+++ Dataset content
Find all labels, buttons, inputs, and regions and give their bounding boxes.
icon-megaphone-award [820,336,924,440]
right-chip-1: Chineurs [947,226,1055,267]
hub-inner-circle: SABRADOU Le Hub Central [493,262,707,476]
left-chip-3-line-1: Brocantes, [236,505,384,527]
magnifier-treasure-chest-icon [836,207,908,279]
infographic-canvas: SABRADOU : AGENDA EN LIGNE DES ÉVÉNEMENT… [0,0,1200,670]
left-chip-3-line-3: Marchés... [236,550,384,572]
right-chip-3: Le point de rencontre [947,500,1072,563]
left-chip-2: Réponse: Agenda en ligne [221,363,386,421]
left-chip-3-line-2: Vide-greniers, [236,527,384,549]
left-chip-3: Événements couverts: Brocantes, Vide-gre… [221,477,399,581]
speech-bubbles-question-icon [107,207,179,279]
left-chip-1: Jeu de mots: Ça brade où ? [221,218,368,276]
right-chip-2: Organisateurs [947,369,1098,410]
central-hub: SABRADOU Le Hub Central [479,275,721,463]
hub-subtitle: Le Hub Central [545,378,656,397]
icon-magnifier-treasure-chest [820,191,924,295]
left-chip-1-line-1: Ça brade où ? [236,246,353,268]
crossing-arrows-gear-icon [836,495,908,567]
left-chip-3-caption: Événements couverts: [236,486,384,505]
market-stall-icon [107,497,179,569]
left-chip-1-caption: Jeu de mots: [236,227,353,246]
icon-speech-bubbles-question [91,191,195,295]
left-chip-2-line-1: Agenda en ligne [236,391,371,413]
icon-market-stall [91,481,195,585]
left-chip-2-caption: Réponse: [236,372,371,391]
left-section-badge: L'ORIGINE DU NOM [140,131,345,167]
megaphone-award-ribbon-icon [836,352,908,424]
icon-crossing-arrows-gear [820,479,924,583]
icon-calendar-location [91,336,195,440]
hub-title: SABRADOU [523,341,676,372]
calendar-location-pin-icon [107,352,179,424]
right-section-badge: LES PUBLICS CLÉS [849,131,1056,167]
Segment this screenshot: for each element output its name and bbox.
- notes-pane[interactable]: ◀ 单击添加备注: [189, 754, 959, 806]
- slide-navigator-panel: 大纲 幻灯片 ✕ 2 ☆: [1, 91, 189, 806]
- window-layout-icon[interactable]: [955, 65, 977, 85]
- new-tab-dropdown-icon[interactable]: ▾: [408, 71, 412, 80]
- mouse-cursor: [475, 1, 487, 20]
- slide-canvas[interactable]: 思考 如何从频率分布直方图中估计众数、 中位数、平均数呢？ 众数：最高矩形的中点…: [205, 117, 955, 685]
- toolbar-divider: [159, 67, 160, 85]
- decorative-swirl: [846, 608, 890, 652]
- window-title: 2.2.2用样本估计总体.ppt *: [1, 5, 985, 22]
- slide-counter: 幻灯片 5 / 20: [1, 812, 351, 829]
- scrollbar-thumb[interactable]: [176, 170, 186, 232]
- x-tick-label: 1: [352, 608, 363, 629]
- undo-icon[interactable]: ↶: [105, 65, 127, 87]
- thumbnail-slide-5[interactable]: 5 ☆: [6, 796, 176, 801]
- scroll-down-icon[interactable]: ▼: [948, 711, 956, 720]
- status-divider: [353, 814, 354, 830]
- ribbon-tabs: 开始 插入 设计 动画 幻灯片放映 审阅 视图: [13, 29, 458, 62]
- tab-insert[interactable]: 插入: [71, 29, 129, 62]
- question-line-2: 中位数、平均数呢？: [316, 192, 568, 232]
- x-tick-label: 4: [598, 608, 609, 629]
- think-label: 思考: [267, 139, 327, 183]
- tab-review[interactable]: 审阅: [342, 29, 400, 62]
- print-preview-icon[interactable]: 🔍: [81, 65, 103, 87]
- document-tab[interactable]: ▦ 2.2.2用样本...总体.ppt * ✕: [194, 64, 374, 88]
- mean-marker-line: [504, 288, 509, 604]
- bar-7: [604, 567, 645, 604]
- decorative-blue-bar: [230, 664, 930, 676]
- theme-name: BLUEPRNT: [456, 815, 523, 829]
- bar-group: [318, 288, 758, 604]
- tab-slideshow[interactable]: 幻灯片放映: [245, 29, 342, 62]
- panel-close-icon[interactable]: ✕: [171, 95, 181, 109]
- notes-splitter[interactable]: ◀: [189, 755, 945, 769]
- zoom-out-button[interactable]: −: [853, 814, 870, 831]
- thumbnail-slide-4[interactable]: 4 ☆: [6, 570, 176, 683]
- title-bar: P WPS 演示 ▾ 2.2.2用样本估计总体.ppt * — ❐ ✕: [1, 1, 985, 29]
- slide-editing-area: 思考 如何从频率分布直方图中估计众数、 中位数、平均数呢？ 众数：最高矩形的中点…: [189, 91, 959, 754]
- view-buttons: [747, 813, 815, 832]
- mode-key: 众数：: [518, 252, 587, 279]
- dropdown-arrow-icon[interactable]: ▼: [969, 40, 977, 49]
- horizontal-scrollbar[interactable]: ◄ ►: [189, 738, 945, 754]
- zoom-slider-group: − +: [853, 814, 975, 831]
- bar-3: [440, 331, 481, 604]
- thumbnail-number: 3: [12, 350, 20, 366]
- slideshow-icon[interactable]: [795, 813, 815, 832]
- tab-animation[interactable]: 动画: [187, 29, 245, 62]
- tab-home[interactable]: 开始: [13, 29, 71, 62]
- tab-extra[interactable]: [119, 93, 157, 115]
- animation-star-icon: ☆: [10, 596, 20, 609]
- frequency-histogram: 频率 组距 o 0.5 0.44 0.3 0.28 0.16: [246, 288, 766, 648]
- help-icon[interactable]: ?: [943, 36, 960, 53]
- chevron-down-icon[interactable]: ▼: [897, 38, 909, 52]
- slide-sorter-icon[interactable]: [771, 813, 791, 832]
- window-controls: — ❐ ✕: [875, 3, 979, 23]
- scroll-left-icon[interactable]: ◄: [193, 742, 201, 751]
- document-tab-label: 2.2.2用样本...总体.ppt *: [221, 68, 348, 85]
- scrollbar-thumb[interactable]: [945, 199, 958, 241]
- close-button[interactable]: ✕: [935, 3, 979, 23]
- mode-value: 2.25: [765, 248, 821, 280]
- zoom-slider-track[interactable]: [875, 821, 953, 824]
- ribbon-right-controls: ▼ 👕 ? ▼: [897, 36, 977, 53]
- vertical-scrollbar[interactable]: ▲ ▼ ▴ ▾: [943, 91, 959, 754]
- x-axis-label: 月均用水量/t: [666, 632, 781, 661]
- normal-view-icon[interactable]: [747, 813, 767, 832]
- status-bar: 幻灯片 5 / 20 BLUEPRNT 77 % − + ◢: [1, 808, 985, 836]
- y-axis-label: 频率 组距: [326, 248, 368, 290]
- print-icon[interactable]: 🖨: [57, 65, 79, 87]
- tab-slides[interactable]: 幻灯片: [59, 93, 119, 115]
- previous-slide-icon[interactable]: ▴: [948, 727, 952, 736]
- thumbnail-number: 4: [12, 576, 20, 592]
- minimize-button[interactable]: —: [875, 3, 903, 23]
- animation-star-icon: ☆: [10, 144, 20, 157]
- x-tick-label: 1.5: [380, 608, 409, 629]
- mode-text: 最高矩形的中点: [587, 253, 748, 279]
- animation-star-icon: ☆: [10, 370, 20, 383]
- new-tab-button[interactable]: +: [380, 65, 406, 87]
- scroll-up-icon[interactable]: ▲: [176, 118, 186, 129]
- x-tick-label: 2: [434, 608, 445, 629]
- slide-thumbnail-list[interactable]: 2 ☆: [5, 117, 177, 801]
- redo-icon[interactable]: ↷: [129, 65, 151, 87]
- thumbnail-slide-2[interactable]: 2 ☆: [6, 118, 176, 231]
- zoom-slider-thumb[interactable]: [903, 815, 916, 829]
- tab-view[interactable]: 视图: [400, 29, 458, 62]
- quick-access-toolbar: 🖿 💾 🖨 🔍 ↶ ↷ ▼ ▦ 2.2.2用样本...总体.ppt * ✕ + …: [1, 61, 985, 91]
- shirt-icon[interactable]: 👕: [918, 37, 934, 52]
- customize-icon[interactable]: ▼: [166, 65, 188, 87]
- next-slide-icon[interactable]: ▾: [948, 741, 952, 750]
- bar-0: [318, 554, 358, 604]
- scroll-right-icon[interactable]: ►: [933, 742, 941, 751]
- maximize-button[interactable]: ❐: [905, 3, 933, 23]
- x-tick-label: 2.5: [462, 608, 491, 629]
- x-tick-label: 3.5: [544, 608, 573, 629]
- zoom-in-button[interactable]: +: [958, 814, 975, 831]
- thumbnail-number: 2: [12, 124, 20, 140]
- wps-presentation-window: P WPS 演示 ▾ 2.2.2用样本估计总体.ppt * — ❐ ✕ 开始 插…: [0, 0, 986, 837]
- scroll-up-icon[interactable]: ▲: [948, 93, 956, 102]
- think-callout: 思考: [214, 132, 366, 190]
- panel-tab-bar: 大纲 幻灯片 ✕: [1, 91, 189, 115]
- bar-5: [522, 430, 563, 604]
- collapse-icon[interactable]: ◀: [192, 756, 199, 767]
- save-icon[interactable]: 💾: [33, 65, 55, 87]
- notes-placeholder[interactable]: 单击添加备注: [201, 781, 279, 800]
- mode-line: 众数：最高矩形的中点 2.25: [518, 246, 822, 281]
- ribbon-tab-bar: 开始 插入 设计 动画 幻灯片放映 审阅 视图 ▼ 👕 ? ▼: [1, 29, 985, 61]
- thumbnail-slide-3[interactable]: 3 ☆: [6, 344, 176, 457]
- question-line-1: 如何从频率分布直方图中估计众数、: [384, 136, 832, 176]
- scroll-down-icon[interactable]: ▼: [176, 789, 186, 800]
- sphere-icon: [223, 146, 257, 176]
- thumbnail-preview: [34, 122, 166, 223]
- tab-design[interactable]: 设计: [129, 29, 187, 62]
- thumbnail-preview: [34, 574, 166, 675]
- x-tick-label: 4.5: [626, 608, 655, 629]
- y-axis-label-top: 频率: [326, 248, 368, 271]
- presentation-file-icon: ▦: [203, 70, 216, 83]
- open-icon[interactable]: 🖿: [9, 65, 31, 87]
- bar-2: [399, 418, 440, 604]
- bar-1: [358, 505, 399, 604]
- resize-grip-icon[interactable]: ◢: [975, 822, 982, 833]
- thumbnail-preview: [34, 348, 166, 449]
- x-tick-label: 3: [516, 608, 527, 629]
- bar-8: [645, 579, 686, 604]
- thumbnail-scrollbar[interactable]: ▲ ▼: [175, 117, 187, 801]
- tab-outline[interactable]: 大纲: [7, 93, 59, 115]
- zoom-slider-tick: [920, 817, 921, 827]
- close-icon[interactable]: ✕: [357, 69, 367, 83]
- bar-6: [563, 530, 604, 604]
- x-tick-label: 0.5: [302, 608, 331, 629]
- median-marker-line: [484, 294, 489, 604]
++++++
**Objective**
Copy the rows verbatim, starting with the first row and ending with the row that contains "magnifier-treasure-chest-icon [836,207,908,279]", including that row.

**Task response**
Find all labels, buttons, inputs, and regions and give their bounding boxes.
icon-megaphone-award [820,336,924,440]
right-chip-1: Chineurs [947,226,1055,267]
hub-inner-circle: SABRADOU Le Hub Central [493,262,707,476]
left-chip-3-line-1: Brocantes, [236,505,384,527]
magnifier-treasure-chest-icon [836,207,908,279]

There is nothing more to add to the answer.